> _GIVEN EXERCISE_
Reproduce every record below exactly as written, leaving out any pictures.

> _PROVIDED RECORDS_
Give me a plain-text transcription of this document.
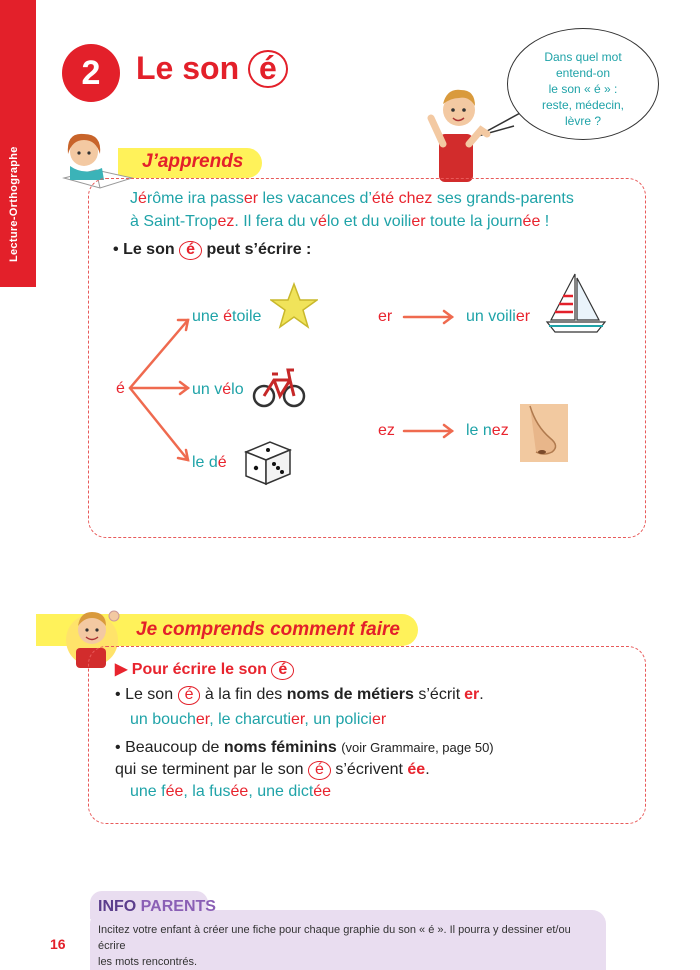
Lecture-Orthographe
2	Le son é	Dans quel mot
entend-on
le son « é » :
reste, médecin,
lèvre ?
J’apprends
Jérôme ira passer les vacances d’été chez ses grands-parents
à Saint-Tropez. Il fera du vélo et du voilier toute la journée !
• Le son é peut s’écrire :
é
une étoile
un vélo
le dé
er	un voilier
ez	le nez
Je comprends comment faire
▶ Pour écrire le son é
• Le son é à la fin des noms de métiers s’écrit er.
un boucher, le charcutier, un policier
• Beaucoup de noms féminins (voir Grammaire, page 50)
qui se terminent par le son é s’écrivent ée.
une fée, la fusée, une dictée
INFO PARENTS
Incitez votre enfant à créer une fiche pour chaque graphie du son « é ». Il pourra y dessiner et/ou écrire
les mots rencontrés.
16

> _RESPONSE_
Give me a plain-text transcription of this document.
Lecture-Orthographe
2	Le son é	Dans quel mot
entend-on
le son « é » :
reste, médecin,
lèvre ?
J’apprends
Jérôme ira passer les vacances d’été chez ses grands-parents
à Saint-Tropez. Il fera du vélo et du voilier toute la journée !
• Le son é peut s’écrire :
é
une étoile
un vélo
le dé
er	un voilier
ez	le nez
Je comprends comment faire
▶ Pour écrire le son é
• Le son é à la fin des noms de métiers s’écrit er.
un boucher, le charcutier, un policier
• Beaucoup de noms féminins (voir Grammaire, page 50)
qui se terminent par le son é s’écrivent ée.
une fée, la fusée, une dictée
INFO PARENTS
Incitez votre enfant à créer une fiche pour chaque graphie du son « é ». Il pourra y dessiner et/ou écrire
les mots rencontrés.
16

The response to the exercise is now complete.